INSTRUCTION
Reproduce the records below exactly, leaving out any pictures.

Collected data entries:
======
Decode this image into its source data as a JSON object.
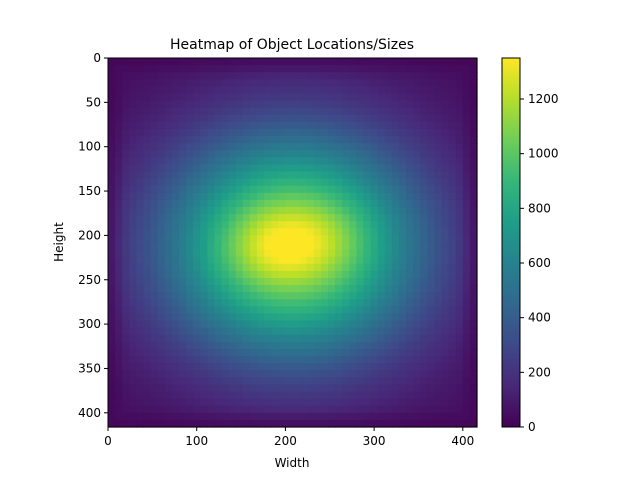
{
  "chart_data": {
    "type": "heatmap",
    "title": "Heatmap of Object Locations/Sizes",
    "xlabel": "Width",
    "ylabel": "Height",
    "xlim": [
      0,
      416
    ],
    "ylim": [
      416,
      0
    ],
    "x_ticks": [
      0,
      100,
      200,
      300,
      400
    ],
    "y_ticks": [
      0,
      50,
      100,
      150,
      200,
      250,
      300,
      350,
      400
    ],
    "colorbar": {
      "cmap": "viridis",
      "range": [
        0,
        1350
      ],
      "ticks": [
        0,
        200,
        400,
        600,
        800,
        1000,
        1200
      ]
    },
    "value_peak": 1350,
    "hotspots": [
      {
        "x": 200,
        "y": 210,
        "value": 1330
      },
      {
        "x": 250,
        "y": 205,
        "value": 1150
      },
      {
        "x": 160,
        "y": 215,
        "value": 1100
      }
    ],
    "colors": {
      "viridis": [
        "#440154",
        "#482878",
        "#3e4989",
        "#31688e",
        "#26828e",
        "#1f9e89",
        "#35b779",
        "#6ece58",
        "#b5de2b",
        "#fde725"
      ]
    }
  }
}
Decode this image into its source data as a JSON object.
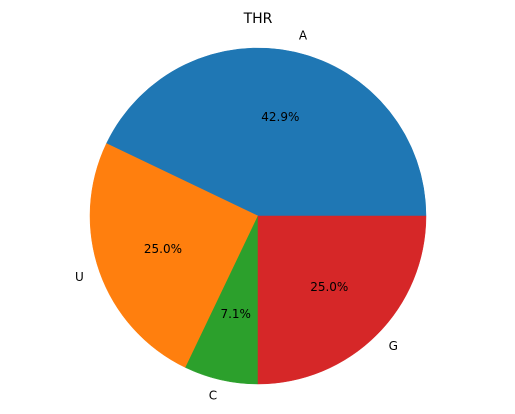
{
  "chart_data": {
    "type": "pie",
    "title": "THR",
    "categories": [
      "A",
      "U",
      "C",
      "G"
    ],
    "values": [
      42.9,
      25.0,
      7.1,
      25.0
    ],
    "percent_labels": [
      "42.9%",
      "25.0%",
      "7.1%",
      "25.0%"
    ],
    "colors": [
      "#1f77b4",
      "#ff7f0e",
      "#2ca02c",
      "#d62728"
    ],
    "start_angle_deg": 0,
    "direction": "counterclockwise",
    "legend": "none"
  }
}
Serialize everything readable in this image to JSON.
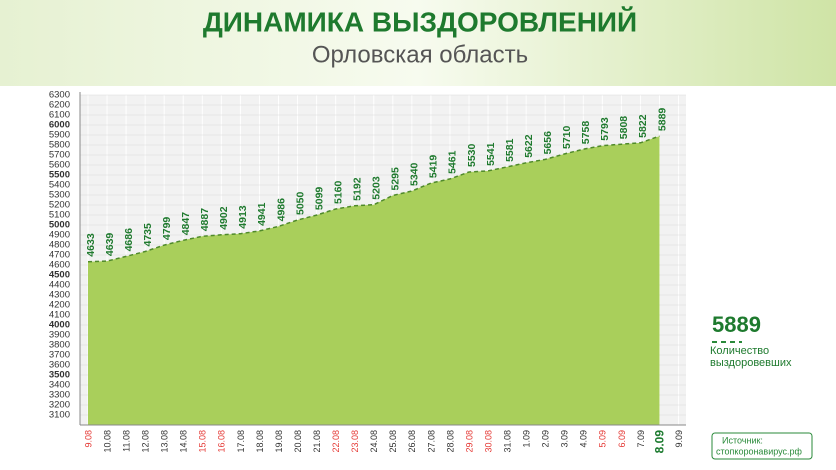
{
  "chart_data": {
    "type": "area",
    "title": "ДИНАМИКА ВЫЗДОРОВЛЕНИЙ",
    "subtitle": "Орловская область",
    "categories": [
      "9.08",
      "10.08",
      "11.08",
      "12.08",
      "13.08",
      "14.08",
      "15.08",
      "16.08",
      "17.08",
      "18.08",
      "19.08",
      "20.08",
      "21.08",
      "22.08",
      "23.08",
      "24.08",
      "25.08",
      "26.08",
      "27.08",
      "28.08",
      "29.08",
      "30.08",
      "31.08",
      "1.09",
      "2.09",
      "3.09",
      "4.09",
      "5.09",
      "6.09",
      "7.09",
      "8.09",
      "9.09"
    ],
    "values": [
      4633,
      4639,
      4686,
      4735,
      4799,
      4847,
      4887,
      4902,
      4913,
      4941,
      4986,
      5050,
      5099,
      5160,
      5192,
      5203,
      5295,
      5340,
      5419,
      5461,
      5530,
      5541,
      5581,
      5622,
      5656,
      5710,
      5758,
      5793,
      5808,
      5822,
      5889,
      null
    ],
    "category_colors": [
      "#e53935",
      "#333333",
      "#333333",
      "#333333",
      "#333333",
      "#333333",
      "#e53935",
      "#e53935",
      "#333333",
      "#333333",
      "#333333",
      "#333333",
      "#333333",
      "#e53935",
      "#e53935",
      "#333333",
      "#333333",
      "#333333",
      "#333333",
      "#333333",
      "#e53935",
      "#e53935",
      "#333333",
      "#333333",
      "#333333",
      "#333333",
      "#333333",
      "#e53935",
      "#e53935",
      "#333333",
      "#1b7a2e",
      "#333333"
    ],
    "color": "#a9cf5b",
    "line_color": "#4f8a2a",
    "label_color": "#1f7a2e",
    "ylim": [
      3000,
      6300
    ],
    "yticks": [
      3100,
      3200,
      3300,
      3400,
      3500,
      3600,
      3700,
      3800,
      3900,
      4000,
      4100,
      4200,
      4300,
      4400,
      4500,
      4600,
      4700,
      4800,
      4900,
      5000,
      5100,
      5200,
      5300,
      5400,
      5500,
      5600,
      5700,
      5800,
      5900,
      6000,
      6100,
      6200,
      6300
    ],
    "grid": true,
    "total": 5889,
    "total_label": "Количество выздоровевших",
    "source_label": "Источник:",
    "source": "стопкоронавирус.рф"
  }
}
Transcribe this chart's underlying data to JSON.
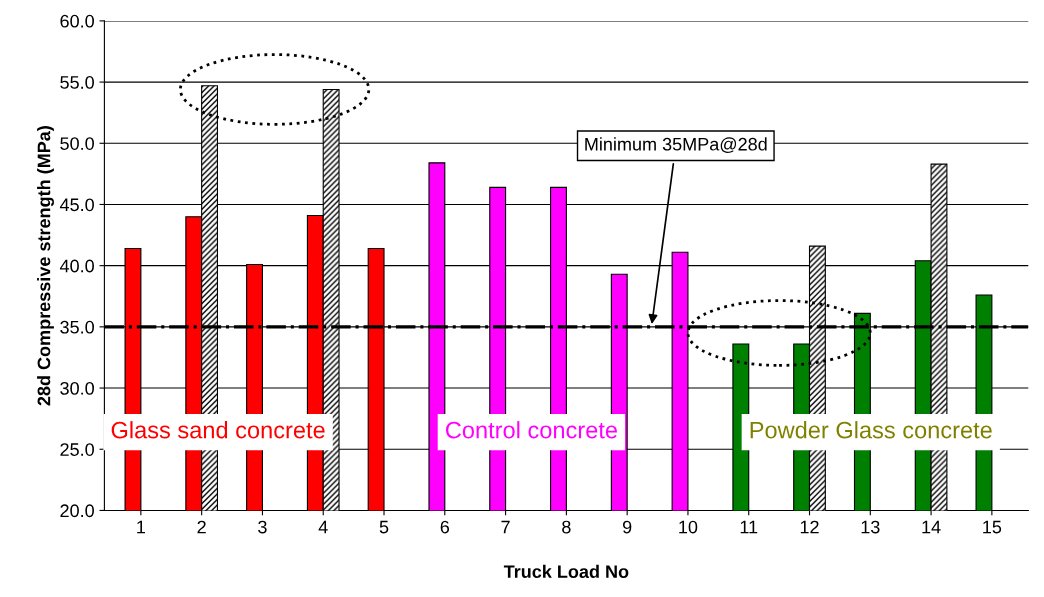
{
  "chart_data": {
    "type": "bar",
    "xlabel": "Truck Load No",
    "ylabel": "28d Compressive strength (MPa)",
    "categories": [
      "1",
      "2",
      "3",
      "4",
      "5",
      "6",
      "7",
      "8",
      "9",
      "10",
      "11",
      "12",
      "13",
      "14",
      "15"
    ],
    "series": [
      {
        "colors": [
          "#ff0000",
          "#ff0000",
          "#ff0000",
          "#ff0000",
          "#ff0000",
          "#ff00ff",
          "#ff00ff",
          "#ff00ff",
          "#ff00ff",
          "#ff00ff",
          "#008000",
          "#008000",
          "#008000",
          "#008000",
          "#008000"
        ],
        "values": [
          41.4,
          44.0,
          40.1,
          44.1,
          41.4,
          48.4,
          46.4,
          46.4,
          39.3,
          41.1,
          33.6,
          33.6,
          36.1,
          40.4,
          37.6
        ]
      },
      {
        "color": "#000000",
        "values": [
          null,
          54.7,
          null,
          54.4,
          null,
          null,
          null,
          null,
          null,
          null,
          null,
          41.6,
          null,
          48.3,
          null
        ]
      }
    ],
    "ylim": [
      20,
      60
    ],
    "yticks": [
      {
        "value": 20,
        "label": "20.0"
      },
      {
        "value": 25,
        "label": "25.0"
      },
      {
        "value": 30,
        "label": "30.0"
      },
      {
        "value": 35,
        "label": "35.0"
      },
      {
        "value": 40,
        "label": "40.0"
      },
      {
        "value": 45,
        "label": "45.0"
      },
      {
        "value": 50,
        "label": "50.0"
      },
      {
        "value": 55,
        "label": "55.0"
      },
      {
        "value": 60,
        "label": "60.0"
      }
    ],
    "grid": "y",
    "legend": false,
    "ref_lines": [
      {
        "axis": "y",
        "value": 35,
        "label": "Minimum 35MPa@28d",
        "color": "#000000",
        "line_style": "dashdot"
      }
    ],
    "annotations": [
      "Glass sand concrete",
      "Control concrete",
      "Powder Glass concrete"
    ]
  }
}
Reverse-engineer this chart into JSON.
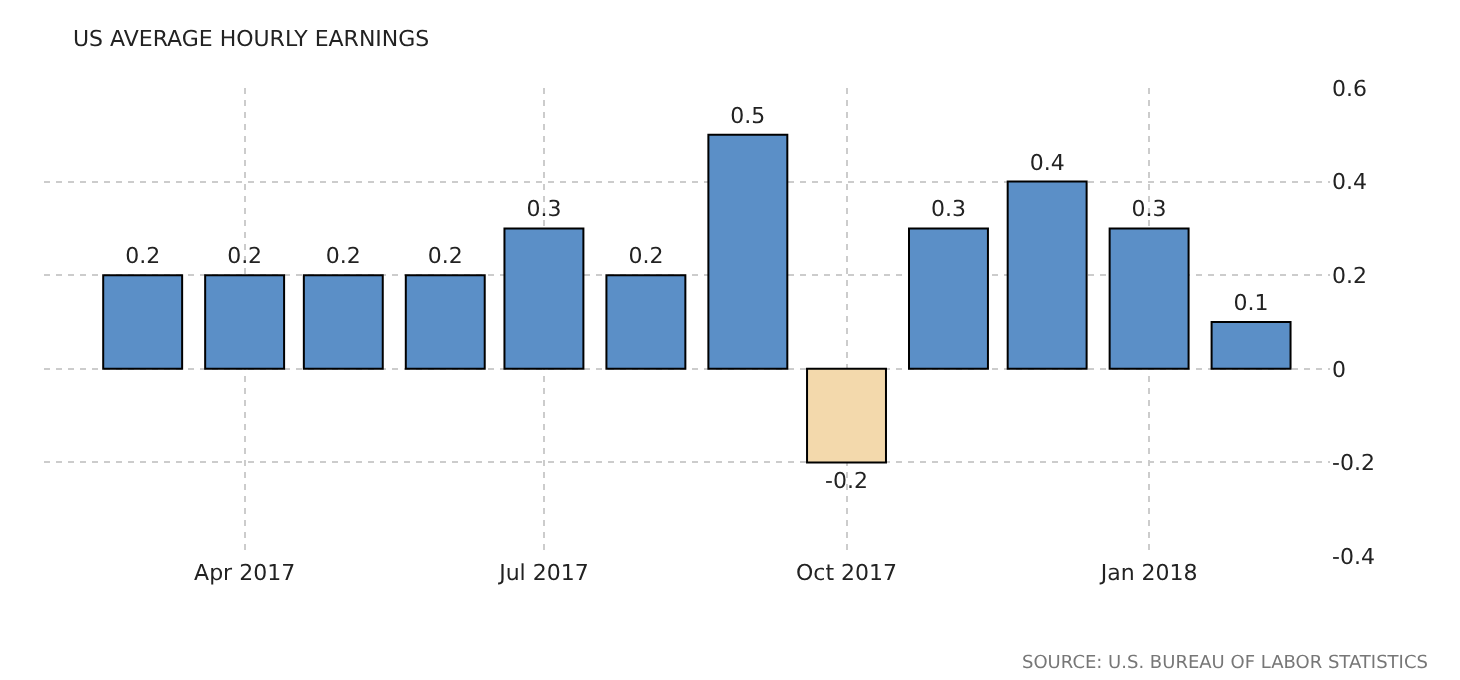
======
ANSWER IN FULL
Decode this image into its source data as a JSON object.
{
  "chart_data": {
    "type": "heatmap",
    "title": "Heatmap of Object Locations/Sizes",
    "xlabel": "Width",
    "ylabel": "Height",
    "xlim": [
      0,
      416
    ],
    "ylim": [
      416,
      0
    ],
    "x_ticks": [
      0,
      100,
      200,
      300,
      400
    ],
    "y_ticks": [
      0,
      50,
      100,
      150,
      200,
      250,
      300,
      350,
      400
    ],
    "colorbar": {
      "cmap": "viridis",
      "range": [
        0,
        1350
      ],
      "ticks": [
        0,
        200,
        400,
        600,
        800,
        1000,
        1200
      ]
    },
    "value_peak": 1350,
    "hotspots": [
      {
        "x": 200,
        "y": 210,
        "value": 1330
      },
      {
        "x": 250,
        "y": 205,
        "value": 1150
      },
      {
        "x": 160,
        "y": 215,
        "value": 1100
      }
    ],
    "colors": {
      "viridis": [
        "#440154",
        "#482878",
        "#3e4989",
        "#31688e",
        "#26828e",
        "#1f9e89",
        "#35b779",
        "#6ece58",
        "#b5de2b",
        "#fde725"
      ]
    }
  }
}
Decode this image into its source data as a JSON object.
{
  "chart_data": {
    "type": "pie",
    "title": "THR",
    "categories": [
      "A",
      "U",
      "C",
      "G"
    ],
    "values": [
      42.9,
      25.0,
      7.1,
      25.0
    ],
    "percent_labels": [
      "42.9%",
      "25.0%",
      "7.1%",
      "25.0%"
    ],
    "colors": [
      "#1f77b4",
      "#ff7f0e",
      "#2ca02c",
      "#d62728"
    ],
    "start_angle_deg": 0,
    "direction": "counterclockwise",
    "legend": "none"
  }
}
Serialize everything readable in this image to JSON.
{
  "chart_data": {
    "type": "area",
    "title": "ДИНАМИКА ВЫЗДОРОВЛЕНИЙ",
    "subtitle": "Орловская область",
    "categories": [
      "9.08",
      "10.08",
      "11.08",
      "12.08",
      "13.08",
      "14.08",
      "15.08",
      "16.08",
      "17.08",
      "18.08",
      "19.08",
      "20.08",
      "21.08",
      "22.08",
      "23.08",
      "24.08",
      "25.08",
      "26.08",
      "27.08",
      "28.08",
      "29.08",
      "30.08",
      "31.08",
      "1.09",
      "2.09",
      "3.09",
      "4.09",
      "5.09",
      "6.09",
      "7.09",
      "8.09",
      "9.09"
    ],
    "values": [
      4633,
      4639,
      4686,
      4735,
      4799,
      4847,
      4887,
      4902,
      4913,
      4941,
      4986,
      5050,
      5099,
      5160,
      5192,
      5203,
      5295,
      5340,
      5419,
      5461,
      5530,
      5541,
      5581,
      5622,
      5656,
      5710,
      5758,
      5793,
      5808,
      5822,
      5889,
      null
    ],
    "category_colors": [
      "#e53935",
      "#333333",
      "#333333",
      "#333333",
      "#333333",
      "#333333",
      "#e53935",
      "#e53935",
      "#333333",
      "#333333",
      "#333333",
      "#333333",
      "#333333",
      "#e53935",
      "#e53935",
      "#333333",
      "#333333",
      "#333333",
      "#333333",
      "#333333",
      "#e53935",
      "#e53935",
      "#333333",
      "#333333",
      "#333333",
      "#333333",
      "#333333",
      "#e53935",
      "#e53935",
      "#333333",
      "#1b7a2e",
      "#333333"
    ],
    "color": "#a9cf5b",
    "line_color": "#4f8a2a",
    "label_color": "#1f7a2e",
    "ylim": [
      3000,
      6300
    ],
    "yticks": [
      3100,
      3200,
      3300,
      3400,
      3500,
      3600,
      3700,
      3800,
      3900,
      4000,
      4100,
      4200,
      4300,
      4400,
      4500,
      4600,
      4700,
      4800,
      4900,
      5000,
      5100,
      5200,
      5300,
      5400,
      5500,
      5600,
      5700,
      5800,
      5900,
      6000,
      6100,
      6200,
      6300
    ],
    "grid": true,
    "total": 5889,
    "total_label": "Количество выздоровевших",
    "source_label": "Источник:",
    "source": "стопкоронавирус.рф"
  }
}
Transcribe this chart's underlying data to JSON.
{
  "chart_data": {
    "type": "bar",
    "xlabel": "Truck Load No",
    "ylabel": "28d Compressive strength (MPa)",
    "categories": [
      "1",
      "2",
      "3",
      "4",
      "5",
      "6",
      "7",
      "8",
      "9",
      "10",
      "11",
      "12",
      "13",
      "14",
      "15"
    ],
    "series": [
      {
        "colors": [
          "#ff0000",
          "#ff0000",
          "#ff0000",
          "#ff0000",
          "#ff0000",
          "#ff00ff",
          "#ff00ff",
          "#ff00ff",
          "#ff00ff",
          "#ff00ff",
          "#008000",
          "#008000",
          "#008000",
          "#008000",
          "#008000"
        ],
        "values": [
          41.4,
          44.0,
          40.1,
          44.1,
          41.4,
          48.4,
          46.4,
          46.4,
          39.3,
          41.1,
          33.6,
          33.6,
          36.1,
          40.4,
          37.6
        ]
      },
      {
        "color": "#000000",
        "values": [
          null,
          54.7,
          null,
          54.4,
          null,
          null,
          null,
          null,
          null,
          null,
          null,
          41.6,
          null,
          48.3,
          null
        ]
      }
    ],
    "ylim": [
      20,
      60
    ],
    "yticks": [
      {
        "value": 20,
        "label": "20.0"
      },
      {
        "value": 25,
        "label": "25.0"
      },
      {
        "value": 30,
        "label": "30.0"
      },
      {
        "value": 35,
        "label": "35.0"
      },
      {
        "value": 40,
        "label": "40.0"
      },
      {
        "value": 45,
        "label": "45.0"
      },
      {
        "value": 50,
        "label": "50.0"
      },
      {
        "value": 55,
        "label": "55.0"
      },
      {
        "value": 60,
        "label": "60.0"
      }
    ],
    "grid": "y",
    "legend": false,
    "ref_lines": [
      {
        "axis": "y",
        "value": 35,
        "label": "Minimum 35MPa@28d",
        "color": "#000000",
        "line_style": "dashdot"
      }
    ],
    "annotations": [
      "Glass sand concrete",
      "Control concrete",
      "Powder Glass concrete"
    ]
  }
}
Reverse-engineer this chart into JSON.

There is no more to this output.